▶ _SHORT PROBLEM_
Repeat the material exactly as it appears.
** Start SUPPLIED RECORDS **
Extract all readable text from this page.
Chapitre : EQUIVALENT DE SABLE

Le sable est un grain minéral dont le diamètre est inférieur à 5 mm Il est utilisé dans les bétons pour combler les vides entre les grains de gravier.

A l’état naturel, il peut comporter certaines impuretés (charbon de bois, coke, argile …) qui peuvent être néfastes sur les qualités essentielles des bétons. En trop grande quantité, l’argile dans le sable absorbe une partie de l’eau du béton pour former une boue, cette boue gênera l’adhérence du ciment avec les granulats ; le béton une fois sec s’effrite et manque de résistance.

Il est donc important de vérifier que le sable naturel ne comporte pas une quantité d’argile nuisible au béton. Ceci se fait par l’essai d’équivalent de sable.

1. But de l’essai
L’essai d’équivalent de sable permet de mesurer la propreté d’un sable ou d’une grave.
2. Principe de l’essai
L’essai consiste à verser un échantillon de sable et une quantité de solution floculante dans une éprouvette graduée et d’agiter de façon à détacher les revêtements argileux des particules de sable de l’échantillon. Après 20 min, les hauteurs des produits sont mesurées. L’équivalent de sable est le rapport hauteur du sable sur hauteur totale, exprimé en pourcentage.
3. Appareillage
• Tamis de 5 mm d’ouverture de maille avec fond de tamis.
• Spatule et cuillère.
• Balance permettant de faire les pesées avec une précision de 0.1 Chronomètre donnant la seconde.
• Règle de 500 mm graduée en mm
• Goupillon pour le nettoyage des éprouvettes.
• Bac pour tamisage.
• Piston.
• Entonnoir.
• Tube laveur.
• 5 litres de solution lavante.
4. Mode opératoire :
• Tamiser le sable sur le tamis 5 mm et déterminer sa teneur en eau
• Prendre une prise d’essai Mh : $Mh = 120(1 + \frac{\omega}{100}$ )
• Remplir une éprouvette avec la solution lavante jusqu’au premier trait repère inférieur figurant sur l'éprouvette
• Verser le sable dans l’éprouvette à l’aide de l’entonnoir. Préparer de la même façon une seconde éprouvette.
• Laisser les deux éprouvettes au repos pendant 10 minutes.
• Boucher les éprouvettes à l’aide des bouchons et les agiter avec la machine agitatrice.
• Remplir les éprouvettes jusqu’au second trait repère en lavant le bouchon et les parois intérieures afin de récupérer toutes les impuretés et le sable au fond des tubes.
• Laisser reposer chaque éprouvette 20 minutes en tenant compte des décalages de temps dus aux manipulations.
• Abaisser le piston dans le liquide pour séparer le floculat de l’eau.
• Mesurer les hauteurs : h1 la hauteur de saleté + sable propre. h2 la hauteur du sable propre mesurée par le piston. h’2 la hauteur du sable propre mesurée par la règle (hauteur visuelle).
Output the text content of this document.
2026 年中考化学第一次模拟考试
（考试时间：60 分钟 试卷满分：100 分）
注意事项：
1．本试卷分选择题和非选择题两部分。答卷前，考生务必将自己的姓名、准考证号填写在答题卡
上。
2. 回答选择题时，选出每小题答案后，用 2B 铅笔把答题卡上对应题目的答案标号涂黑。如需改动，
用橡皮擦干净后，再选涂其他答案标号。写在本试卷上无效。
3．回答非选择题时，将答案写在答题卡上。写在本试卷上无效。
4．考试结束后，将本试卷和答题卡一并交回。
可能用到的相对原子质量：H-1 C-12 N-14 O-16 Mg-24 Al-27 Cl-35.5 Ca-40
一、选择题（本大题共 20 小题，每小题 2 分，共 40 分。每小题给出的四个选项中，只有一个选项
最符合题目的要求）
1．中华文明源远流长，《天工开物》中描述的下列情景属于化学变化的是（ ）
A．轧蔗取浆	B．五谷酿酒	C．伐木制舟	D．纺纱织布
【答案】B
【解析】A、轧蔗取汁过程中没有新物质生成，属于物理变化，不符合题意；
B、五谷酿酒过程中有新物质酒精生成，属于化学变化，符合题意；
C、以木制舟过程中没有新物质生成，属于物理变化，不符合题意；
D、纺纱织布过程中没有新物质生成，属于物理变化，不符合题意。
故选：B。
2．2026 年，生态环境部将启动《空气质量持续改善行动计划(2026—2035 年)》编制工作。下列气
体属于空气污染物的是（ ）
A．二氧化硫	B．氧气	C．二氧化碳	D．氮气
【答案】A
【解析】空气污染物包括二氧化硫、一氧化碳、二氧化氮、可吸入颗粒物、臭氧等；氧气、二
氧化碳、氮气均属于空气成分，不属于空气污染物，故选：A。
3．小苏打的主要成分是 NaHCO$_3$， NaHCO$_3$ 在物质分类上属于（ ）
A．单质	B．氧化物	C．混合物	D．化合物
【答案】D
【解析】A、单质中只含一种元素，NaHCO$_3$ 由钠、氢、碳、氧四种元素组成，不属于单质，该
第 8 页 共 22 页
** End SUPPLIED RECORDS **
▶ _RESULT OF THE EXERCISE_
Extract all readable text from this page.
Chapitre : EQUIVALENT DE SABLE

Le sable est un grain minéral dont le diamètre est inférieur à 5 mm Il est utilisé dans les bétons pour combler les vides entre les grains de gravier.

A l’état naturel, il peut comporter certaines impuretés (charbon de bois, coke, argile …) qui peuvent être néfastes sur les qualités essentielles des bétons. En trop grande quantité, l’argile dans le sable absorbe une partie de l’eau du béton pour former une boue, cette boue gênera l’adhérence du ciment avec les granulats ; le béton une fois sec s’effrite et manque de résistance.

Il est donc important de vérifier que le sable naturel ne comporte pas une quantité d’argile nuisible au béton. Ceci se fait par l’essai d’équivalent de sable.

1. But de l’essai
L’essai d’équivalent de sable permet de mesurer la propreté d’un sable ou d’une grave.
2. Principe de l’essai
L’essai consiste à verser un échantillon de sable et une quantité de solution floculante dans une éprouvette graduée et d’agiter de façon à détacher les revêtements argileux des particules de sable de l’échantillon. Après 20 min, les hauteurs des produits sont mesurées. L’équivalent de sable est le rapport hauteur du sable sur hauteur totale, exprimé en pourcentage.
3. Appareillage
• Tamis de 5 mm d’ouverture de maille avec fond de tamis.
• Spatule et cuillère.
• Balance permettant de faire les pesées avec une précision de 0.1 Chronomètre donnant la seconde.
• Règle de 500 mm graduée en mm
• Goupillon pour le nettoyage des éprouvettes.
• Bac pour tamisage.
• Piston.
• Entonnoir.
• Tube laveur.
• 5 litres de solution lavante.
4. Mode opératoire :
• Tamiser le sable sur le tamis 5 mm et déterminer sa teneur en eau
• Prendre une prise d’essai Mh : $Mh = 120(1 + \frac{\omega}{100}$ )
• Remplir une éprouvette avec la solution lavante jusqu’au premier trait repère inférieur figurant sur l'éprouvette
• Verser le sable dans l’éprouvette à l’aide de l’entonnoir. Préparer de la même façon une seconde éprouvette.
• Laisser les deux éprouvettes au repos pendant 10 minutes.
• Boucher les éprouvettes à l’aide des bouchons et les agiter avec la machine agitatrice.
• Remplir les éprouvettes jusqu’au second trait repère en lavant le bouchon et les parois intérieures afin de récupérer toutes les impuretés et le sable au fond des tubes.
• Laisser reposer chaque éprouvette 20 minutes en tenant compte des décalages de temps dus aux manipulations.
• Abaisser le piston dans le liquide pour séparer le floculat de l’eau.
• Mesurer les hauteurs : h1 la hauteur de saleté + sable propre. h2 la hauteur du sable propre mesurée par le piston. h’2 la hauteur du sable propre mesurée par la règle (hauteur visuelle).
Output the text content of this document.
2026 年中考化学第一次模拟考试
（考试时间：60 分钟 试卷满分：100 分）
注意事项：
1．本试卷分选择题和非选择题两部分。答卷前，考生务必将自己的姓名、准考证号填写在答题卡
上。
2. 回答选择题时，选出每小题答案后，用 2B 铅笔把答题卡上对应题目的答案标号涂黑。如需改动，
用橡皮擦干净后，再选涂其他答案标号。写在本试卷上无效。
3．回答非选择题时，将答案写在答题卡上。写在本试卷上无效。
4．考试结束后，将本试卷和答题卡一并交回。
可能用到的相对原子质量：H-1 C-12 N-14 O-16 Mg-24 Al-27 Cl-35.5 Ca-40
一、选择题（本大题共 20 小题，每小题 2 分，共 40 分。每小题给出的四个选项中，只有一个选项
最符合题目的要求）
1．中华文明源远流长，《天工开物》中描述的下列情景属于化学变化的是（ ）
A．轧蔗取浆	B．五谷酿酒	C．伐木制舟	D．纺纱织布
【答案】B
【解析】A、轧蔗取汁过程中没有新物质生成，属于物理变化，不符合题意；
B、五谷酿酒过程中有新物质酒精生成，属于化学变化，符合题意；
C、以木制舟过程中没有新物质生成，属于物理变化，不符合题意；
D、纺纱织布过程中没有新物质生成，属于物理变化，不符合题意。
故选：B。
2．2026 年，生态环境部将启动《空气质量持续改善行动计划(2026—2035 年)》编制工作。下列气
体属于空气污染物的是（ ）
A．二氧化硫	B．氧气	C．二氧化碳	D．氮气
【答案】A
【解析】空气污染物包括二氧化硫、一氧化碳、二氧化氮、可吸入颗粒物、臭氧等；氧气、二
氧化碳、氮气均属于空气成分，不属于空气污染物，故选：A。
3．小苏打的主要成分是 NaHCO$_3$， NaHCO$_3$ 在物质分类上属于（ ）
A．单质	B．氧化物	C．混合物	D．化合物
【答案】D
【解析】A、单质中只含一种元素，NaHCO$_3$ 由钠、氢、碳、氧四种元素组成，不属于单质，该
第 8 页 共 22 页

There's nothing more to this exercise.